■ **WHAT TO PRODUCE**: Find the lines containing the word "Read" and copy every one of them.

■ **ENTRIES**:
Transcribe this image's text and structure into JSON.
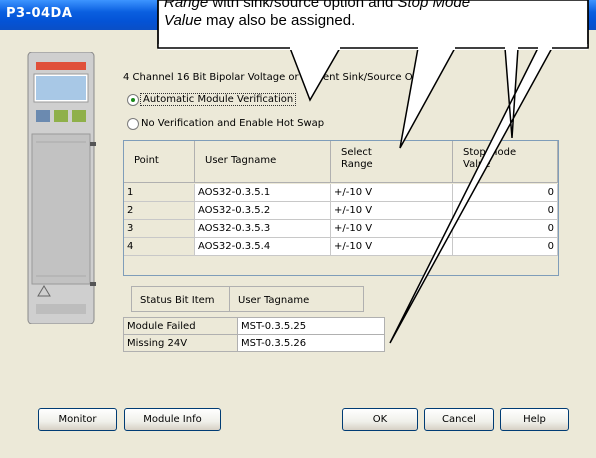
{
  "window": {
    "title": "P3-04DA"
  },
  "module_description": "4 Channel 16 Bit Bipolar Voltage or Current Sink/Source O",
  "verification": {
    "options": [
      {
        "label": "Automatic Module Verification",
        "selected": true
      },
      {
        "label": "No Verification and Enable Hot Swap",
        "selected": false
      }
    ]
  },
  "channels_table": {
    "columns": [
      "Point",
      "User Tagname",
      "Select\nRange",
      "Stop Mode\nValue"
    ],
    "rows": [
      {
        "point": "1",
        "tag": "AOS32-0.3.5.1",
        "range": "+/-10 V",
        "stop": "0"
      },
      {
        "point": "2",
        "tag": "AOS32-0.3.5.2",
        "range": "+/-10 V",
        "stop": "0"
      },
      {
        "point": "3",
        "tag": "AOS32-0.3.5.3",
        "range": "+/-10 V",
        "stop": "0"
      },
      {
        "point": "4",
        "tag": "AOS32-0.3.5.4",
        "range": "+/-10 V",
        "stop": "0"
      }
    ]
  },
  "status_table": {
    "columns": [
      "Status Bit Item",
      "User Tagname"
    ],
    "rows": [
      {
        "item": "Module Failed",
        "tag": "MST-0.3.5.25"
      },
      {
        "item": "Missing 24V",
        "tag": "MST-0.3.5.26"
      }
    ]
  },
  "buttons": {
    "monitor": "Monitor",
    "module_info": "Module Info",
    "ok": "OK",
    "cancel": "Cancel",
    "help": "Help"
  },
  "callout": {
    "line1_italic_a": "Range",
    "line1_rest": " with sink/source option and ",
    "line1_italic_b": "Stop Mode",
    "line2_italic": "Value",
    "line2_rest": " may also be assigned."
  },
  "colors": {
    "titlebar": "#0453d6",
    "dialog_bg": "#ece9d8",
    "grid_border": "#7f9db9",
    "radio_dot": "#1a8a1a"
  }
}
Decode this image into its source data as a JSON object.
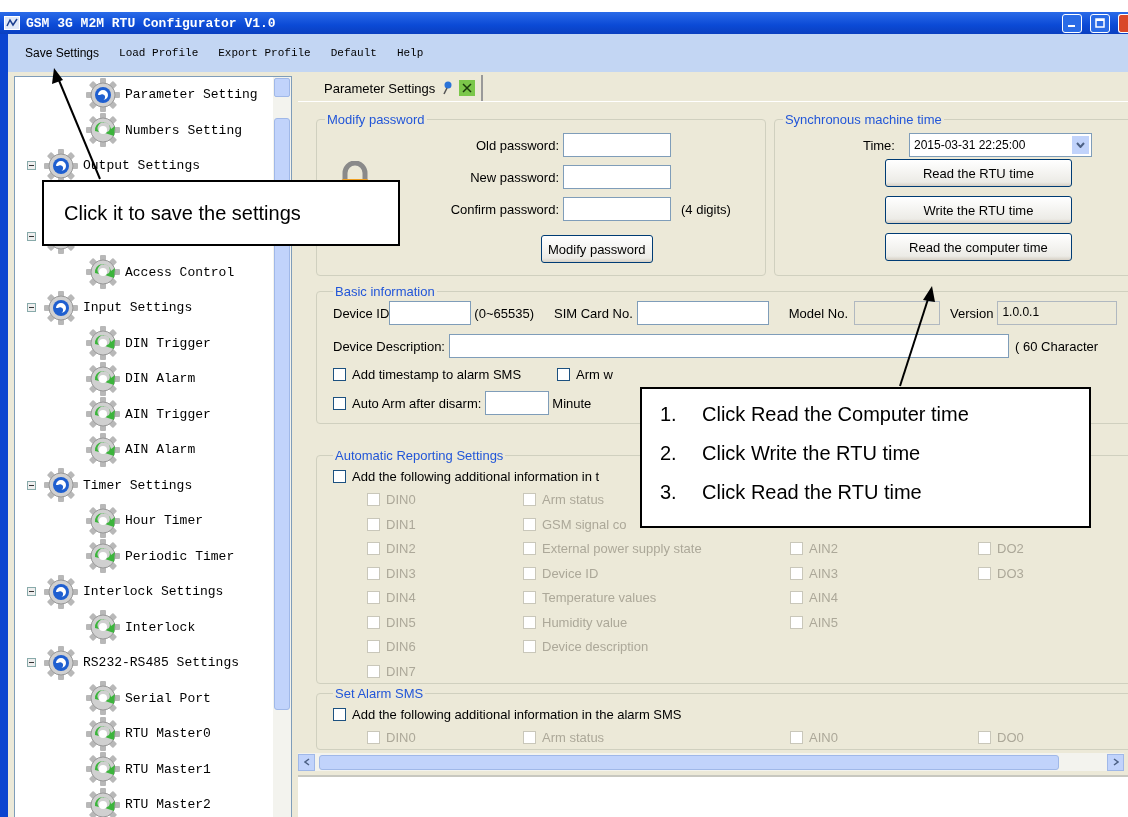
{
  "window": {
    "title": "GSM 3G M2M RTU Configurator V1.0"
  },
  "menu": [
    "Save Settings",
    "Load Profile",
    "Export Profile",
    "Default",
    "Help"
  ],
  "tree": {
    "continued_items": [
      {
        "label": "Parameter Setting",
        "kind": "swirl"
      },
      {
        "label": "Numbers Setting",
        "kind": "arrow"
      }
    ],
    "groups": [
      {
        "label": "Output Settings",
        "kind": "swirl",
        "expanded": true,
        "children": [
          {
            "kind": "covered"
          }
        ]
      },
      {
        "kind": "covered",
        "expanded": true,
        "children": [
          {
            "label": "Access Control",
            "kind": "arrow"
          }
        ]
      },
      {
        "label": "Input Settings",
        "kind": "swirl",
        "expanded": true,
        "children": [
          {
            "label": "DIN Trigger",
            "kind": "arrow"
          },
          {
            "label": "DIN Alarm",
            "kind": "arrow"
          },
          {
            "label": "AIN Trigger",
            "kind": "arrow"
          },
          {
            "label": "AIN Alarm",
            "kind": "arrow"
          }
        ]
      },
      {
        "label": "Timer Settings",
        "kind": "swirl",
        "expanded": true,
        "children": [
          {
            "label": "Hour Timer",
            "kind": "arrow"
          },
          {
            "label": "Periodic Timer",
            "kind": "arrow"
          }
        ]
      },
      {
        "label": "Interlock Settings",
        "kind": "swirl",
        "expanded": true,
        "children": [
          {
            "label": "Interlock",
            "kind": "arrow"
          }
        ]
      },
      {
        "label": "RS232-RS485 Settings",
        "kind": "swirl",
        "expanded": true,
        "children": [
          {
            "label": "Serial Port",
            "kind": "arrow"
          },
          {
            "label": "RTU Master0",
            "kind": "arrow"
          },
          {
            "label": "RTU Master1",
            "kind": "arrow"
          },
          {
            "label": "RTU Master2",
            "kind": "arrow"
          }
        ]
      }
    ]
  },
  "tabs": [
    {
      "label": "Parameter Settings",
      "selected": true
    }
  ],
  "modify_password": {
    "title": "Modify password",
    "fields": [
      {
        "label": "Old password:"
      },
      {
        "label": "New password:"
      },
      {
        "label": "Confirm password:",
        "hint": "(4 digits)"
      }
    ],
    "button": "Modify password"
  },
  "machine_time": {
    "title": "Synchronous machine time",
    "time_label": "Time:",
    "time_value": "2015-03-31 22:25:00",
    "buttons": [
      "Read the RTU time",
      "Write the RTU time",
      "Read the computer time"
    ]
  },
  "basic_information": {
    "title": "Basic information",
    "device_id": {
      "label": "Device ID",
      "hint": "(0~65535)"
    },
    "sim_card": {
      "label": "SIM Card No."
    },
    "model_no": {
      "label": "Model No.",
      "disabled": true
    },
    "version": {
      "label": "Version",
      "value": "1.0.0.1"
    },
    "description": {
      "label": "Device Description:",
      "hint": "( 60 Character"
    },
    "options": [
      {
        "label": "Add timestamp to alarm SMS",
        "checked": false,
        "disabled": false
      },
      {
        "label": "Arm w",
        "checked": false,
        "disabled": false
      }
    ],
    "auto_arm": {
      "label": "Auto Arm after disarm:",
      "checked": false,
      "disabled": false,
      "unit": "Minute"
    }
  },
  "automatic_reporting": {
    "title": "Automatic Reporting Settings",
    "master": {
      "label": "Add the following additional information in t",
      "checked": false,
      "disabled": false
    },
    "rows": [
      [
        {
          "label": "DIN0",
          "checked": false,
          "disabled": true
        },
        {
          "label": "Arm status",
          "checked": false,
          "disabled": true
        },
        null,
        null
      ],
      [
        {
          "label": "DIN1",
          "checked": false,
          "disabled": true
        },
        {
          "label": "GSM signal co",
          "checked": false,
          "disabled": true
        },
        null,
        null
      ],
      [
        {
          "label": "DIN2",
          "checked": false,
          "disabled": true
        },
        {
          "label": "External power supply state",
          "checked": false,
          "disabled": true
        },
        {
          "label": "AIN2",
          "checked": false,
          "disabled": true
        },
        {
          "label": "DO2",
          "checked": false,
          "disabled": true
        }
      ],
      [
        {
          "label": "DIN3",
          "checked": false,
          "disabled": true
        },
        {
          "label": "Device ID",
          "checked": false,
          "disabled": true
        },
        {
          "label": "AIN3",
          "checked": false,
          "disabled": true
        },
        {
          "label": "DO3",
          "checked": false,
          "disabled": true
        }
      ],
      [
        {
          "label": "DIN4",
          "checked": false,
          "disabled": true
        },
        {
          "label": "Temperature values",
          "checked": false,
          "disabled": true
        },
        {
          "label": "AIN4",
          "checked": false,
          "disabled": true
        },
        null
      ],
      [
        {
          "label": "DIN5",
          "checked": false,
          "disabled": true
        },
        {
          "label": "Humidity value",
          "checked": false,
          "disabled": true
        },
        {
          "label": "AIN5",
          "checked": false,
          "disabled": true
        },
        null
      ],
      [
        {
          "label": "DIN6",
          "checked": false,
          "disabled": true
        },
        {
          "label": "Device description",
          "checked": false,
          "disabled": true
        },
        null,
        null
      ],
      [
        {
          "label": "DIN7",
          "checked": false,
          "disabled": true
        },
        null,
        null,
        null
      ]
    ]
  },
  "alarm_sms": {
    "title": "Set Alarm SMS",
    "master": {
      "label": "Add the following additional information in the alarm SMS",
      "checked": false,
      "disabled": false
    },
    "rows": [
      [
        {
          "label": "DIN0",
          "checked": false,
          "disabled": true
        },
        {
          "label": "Arm status",
          "checked": false,
          "disabled": true
        },
        {
          "label": "AIN0",
          "checked": false,
          "disabled": true
        },
        {
          "label": "DO0",
          "checked": false,
          "disabled": true
        }
      ]
    ]
  },
  "callouts": [
    {
      "kind": "note",
      "text": "Click it to save the settings"
    },
    {
      "kind": "steps",
      "steps": [
        {
          "number": "1.",
          "text": "Click Read the Computer time"
        },
        {
          "number": "2.",
          "text": "Click Write the RTU time"
        },
        {
          "number": "3.",
          "text": "Click Read the RTU time"
        }
      ]
    }
  ]
}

■ **SOLUTION FOR THIS TASK**:
      "Read the RTU time",
      "Read the computer time"
          "text": "Click Read the Computer time"
          "text": "Click Read the RTU time"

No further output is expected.